### [Record list]
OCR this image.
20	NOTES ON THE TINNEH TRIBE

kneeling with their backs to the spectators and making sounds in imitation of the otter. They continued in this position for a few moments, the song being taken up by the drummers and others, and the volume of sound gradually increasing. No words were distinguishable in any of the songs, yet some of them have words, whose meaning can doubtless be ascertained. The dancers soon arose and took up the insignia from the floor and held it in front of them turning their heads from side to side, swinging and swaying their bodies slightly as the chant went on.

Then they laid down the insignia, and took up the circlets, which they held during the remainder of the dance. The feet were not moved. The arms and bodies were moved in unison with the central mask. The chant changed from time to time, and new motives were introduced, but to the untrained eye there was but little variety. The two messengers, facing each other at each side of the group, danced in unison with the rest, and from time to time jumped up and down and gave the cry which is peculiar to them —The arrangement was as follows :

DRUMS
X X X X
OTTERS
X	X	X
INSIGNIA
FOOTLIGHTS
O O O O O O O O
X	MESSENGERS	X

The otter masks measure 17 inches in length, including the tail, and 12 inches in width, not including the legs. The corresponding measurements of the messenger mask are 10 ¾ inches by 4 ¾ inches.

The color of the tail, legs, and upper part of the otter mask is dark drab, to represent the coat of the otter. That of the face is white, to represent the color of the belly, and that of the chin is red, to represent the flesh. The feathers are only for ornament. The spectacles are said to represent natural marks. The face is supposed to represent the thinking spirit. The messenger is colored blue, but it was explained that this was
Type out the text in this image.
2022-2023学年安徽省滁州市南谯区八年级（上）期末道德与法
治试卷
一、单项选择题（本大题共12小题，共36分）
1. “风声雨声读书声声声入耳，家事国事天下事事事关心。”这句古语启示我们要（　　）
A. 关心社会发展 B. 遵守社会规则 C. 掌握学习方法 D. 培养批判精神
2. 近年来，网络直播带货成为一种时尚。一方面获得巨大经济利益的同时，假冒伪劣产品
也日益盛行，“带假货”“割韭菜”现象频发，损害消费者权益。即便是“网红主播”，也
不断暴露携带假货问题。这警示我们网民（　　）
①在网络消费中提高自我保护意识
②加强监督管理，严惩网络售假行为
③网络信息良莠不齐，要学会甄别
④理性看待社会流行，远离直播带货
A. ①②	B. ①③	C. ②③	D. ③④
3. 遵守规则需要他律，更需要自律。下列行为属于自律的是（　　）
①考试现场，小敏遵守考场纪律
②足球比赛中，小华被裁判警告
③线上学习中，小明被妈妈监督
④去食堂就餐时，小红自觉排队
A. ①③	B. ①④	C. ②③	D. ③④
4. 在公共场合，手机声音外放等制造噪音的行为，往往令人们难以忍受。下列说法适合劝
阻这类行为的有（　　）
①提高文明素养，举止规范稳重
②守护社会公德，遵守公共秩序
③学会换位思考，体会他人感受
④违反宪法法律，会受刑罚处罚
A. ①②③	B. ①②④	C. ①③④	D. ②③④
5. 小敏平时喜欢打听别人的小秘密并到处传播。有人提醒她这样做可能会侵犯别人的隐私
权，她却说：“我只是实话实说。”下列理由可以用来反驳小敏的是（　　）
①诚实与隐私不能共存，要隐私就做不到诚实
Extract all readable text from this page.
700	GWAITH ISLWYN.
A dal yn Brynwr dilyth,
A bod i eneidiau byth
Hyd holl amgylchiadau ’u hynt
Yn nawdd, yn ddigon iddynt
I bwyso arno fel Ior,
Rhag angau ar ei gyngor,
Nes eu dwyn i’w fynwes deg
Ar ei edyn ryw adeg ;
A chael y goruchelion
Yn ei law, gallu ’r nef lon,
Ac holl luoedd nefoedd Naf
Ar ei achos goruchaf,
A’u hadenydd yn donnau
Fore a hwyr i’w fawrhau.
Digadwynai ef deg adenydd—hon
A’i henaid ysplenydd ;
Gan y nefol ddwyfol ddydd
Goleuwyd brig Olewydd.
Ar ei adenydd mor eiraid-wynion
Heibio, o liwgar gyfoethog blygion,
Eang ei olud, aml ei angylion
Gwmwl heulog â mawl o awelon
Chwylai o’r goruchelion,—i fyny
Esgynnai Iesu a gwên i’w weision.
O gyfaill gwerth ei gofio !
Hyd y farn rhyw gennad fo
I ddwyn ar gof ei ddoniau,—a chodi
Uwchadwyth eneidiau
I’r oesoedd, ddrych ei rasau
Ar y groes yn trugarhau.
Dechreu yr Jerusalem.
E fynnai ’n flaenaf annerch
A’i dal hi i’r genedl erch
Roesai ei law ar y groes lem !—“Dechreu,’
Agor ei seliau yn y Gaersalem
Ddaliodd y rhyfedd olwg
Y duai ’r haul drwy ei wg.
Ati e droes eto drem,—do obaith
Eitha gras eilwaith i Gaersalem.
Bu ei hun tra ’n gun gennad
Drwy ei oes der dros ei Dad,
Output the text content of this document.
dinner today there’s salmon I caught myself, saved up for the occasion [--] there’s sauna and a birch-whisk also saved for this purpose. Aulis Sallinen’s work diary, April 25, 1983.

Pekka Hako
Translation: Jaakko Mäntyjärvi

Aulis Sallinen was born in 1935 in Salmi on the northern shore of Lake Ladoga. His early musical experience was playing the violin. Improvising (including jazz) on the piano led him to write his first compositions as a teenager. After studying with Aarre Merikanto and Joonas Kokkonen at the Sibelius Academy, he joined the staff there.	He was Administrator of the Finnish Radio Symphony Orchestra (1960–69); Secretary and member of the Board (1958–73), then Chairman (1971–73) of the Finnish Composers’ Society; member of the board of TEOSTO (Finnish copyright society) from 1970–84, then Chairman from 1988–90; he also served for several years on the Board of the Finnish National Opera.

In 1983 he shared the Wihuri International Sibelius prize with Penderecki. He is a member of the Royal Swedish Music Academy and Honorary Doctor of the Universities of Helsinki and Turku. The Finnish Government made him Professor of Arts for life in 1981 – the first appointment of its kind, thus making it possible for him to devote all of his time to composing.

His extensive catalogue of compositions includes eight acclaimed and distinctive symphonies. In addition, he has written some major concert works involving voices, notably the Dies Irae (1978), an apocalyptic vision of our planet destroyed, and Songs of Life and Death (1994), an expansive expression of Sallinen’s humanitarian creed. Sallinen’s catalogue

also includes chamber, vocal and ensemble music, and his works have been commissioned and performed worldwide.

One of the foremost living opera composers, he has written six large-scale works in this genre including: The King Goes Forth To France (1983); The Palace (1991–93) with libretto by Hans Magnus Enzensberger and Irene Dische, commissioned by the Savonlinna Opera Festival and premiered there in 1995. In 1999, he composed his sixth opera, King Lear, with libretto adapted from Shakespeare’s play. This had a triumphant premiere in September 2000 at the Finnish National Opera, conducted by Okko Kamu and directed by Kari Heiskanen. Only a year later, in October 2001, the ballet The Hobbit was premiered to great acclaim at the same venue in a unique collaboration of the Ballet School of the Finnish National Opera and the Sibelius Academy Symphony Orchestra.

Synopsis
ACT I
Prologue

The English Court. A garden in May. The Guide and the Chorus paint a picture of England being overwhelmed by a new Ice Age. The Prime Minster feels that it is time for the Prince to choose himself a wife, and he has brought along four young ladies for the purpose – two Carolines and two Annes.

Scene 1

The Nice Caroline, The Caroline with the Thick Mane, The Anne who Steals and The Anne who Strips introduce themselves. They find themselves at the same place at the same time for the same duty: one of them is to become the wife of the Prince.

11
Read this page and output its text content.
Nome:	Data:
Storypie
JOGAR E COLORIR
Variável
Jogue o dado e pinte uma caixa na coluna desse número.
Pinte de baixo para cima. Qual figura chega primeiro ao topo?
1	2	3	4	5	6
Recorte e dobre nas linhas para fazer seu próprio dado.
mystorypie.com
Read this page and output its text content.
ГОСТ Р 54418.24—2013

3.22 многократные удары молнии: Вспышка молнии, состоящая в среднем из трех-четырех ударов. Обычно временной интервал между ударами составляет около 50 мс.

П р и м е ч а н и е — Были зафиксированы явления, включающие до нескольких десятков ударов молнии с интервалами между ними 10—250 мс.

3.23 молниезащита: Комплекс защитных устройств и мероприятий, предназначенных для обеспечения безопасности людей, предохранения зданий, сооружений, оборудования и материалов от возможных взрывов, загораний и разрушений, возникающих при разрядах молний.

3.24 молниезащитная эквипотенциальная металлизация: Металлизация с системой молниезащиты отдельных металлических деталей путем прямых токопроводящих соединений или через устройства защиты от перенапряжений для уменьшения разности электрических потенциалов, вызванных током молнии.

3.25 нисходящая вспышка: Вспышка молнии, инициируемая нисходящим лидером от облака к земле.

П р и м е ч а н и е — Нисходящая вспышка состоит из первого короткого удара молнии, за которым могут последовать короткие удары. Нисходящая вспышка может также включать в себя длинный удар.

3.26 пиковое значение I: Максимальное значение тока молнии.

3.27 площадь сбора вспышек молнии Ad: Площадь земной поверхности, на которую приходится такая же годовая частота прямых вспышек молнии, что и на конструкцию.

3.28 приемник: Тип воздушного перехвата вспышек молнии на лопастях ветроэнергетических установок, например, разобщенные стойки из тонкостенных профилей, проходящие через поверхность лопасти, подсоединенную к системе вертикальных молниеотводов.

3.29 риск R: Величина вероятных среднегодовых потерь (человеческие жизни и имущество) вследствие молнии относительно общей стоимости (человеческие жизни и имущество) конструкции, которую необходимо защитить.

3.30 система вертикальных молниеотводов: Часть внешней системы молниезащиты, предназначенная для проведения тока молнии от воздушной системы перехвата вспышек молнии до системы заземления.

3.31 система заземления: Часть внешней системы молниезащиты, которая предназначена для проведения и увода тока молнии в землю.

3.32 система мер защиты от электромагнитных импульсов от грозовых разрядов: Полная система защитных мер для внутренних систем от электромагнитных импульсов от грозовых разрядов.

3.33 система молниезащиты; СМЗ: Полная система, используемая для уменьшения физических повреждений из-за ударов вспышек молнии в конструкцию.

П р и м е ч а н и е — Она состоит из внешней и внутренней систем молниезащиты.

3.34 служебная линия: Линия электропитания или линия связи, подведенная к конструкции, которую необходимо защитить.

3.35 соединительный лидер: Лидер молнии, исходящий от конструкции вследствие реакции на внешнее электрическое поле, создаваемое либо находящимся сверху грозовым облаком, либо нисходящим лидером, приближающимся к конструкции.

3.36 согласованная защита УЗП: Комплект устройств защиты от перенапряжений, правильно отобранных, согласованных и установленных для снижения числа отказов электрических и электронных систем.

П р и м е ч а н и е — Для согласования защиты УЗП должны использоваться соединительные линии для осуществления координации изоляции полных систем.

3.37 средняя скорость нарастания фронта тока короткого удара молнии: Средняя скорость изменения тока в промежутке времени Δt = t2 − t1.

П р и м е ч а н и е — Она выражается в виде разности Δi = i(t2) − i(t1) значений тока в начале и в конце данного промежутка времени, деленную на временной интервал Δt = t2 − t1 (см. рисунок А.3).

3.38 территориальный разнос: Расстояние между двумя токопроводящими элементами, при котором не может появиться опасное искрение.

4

### [Set problem]
Extract every line containing the string "времени" from the material.

### [Expected output]
3.37 средняя скорость нарастания фронта тока короткого удара молнии: Средняя скорость изменения тока в промежутке времени Δt = t2 − t1.
П р и м е ч а н и е — Она выражается в виде разности Δi = i(t2) − i(t1) значений тока в начале и в конце данного промежутка времени, деленную на временной интервал Δt = t2 − t1 (см. рисунок А.3).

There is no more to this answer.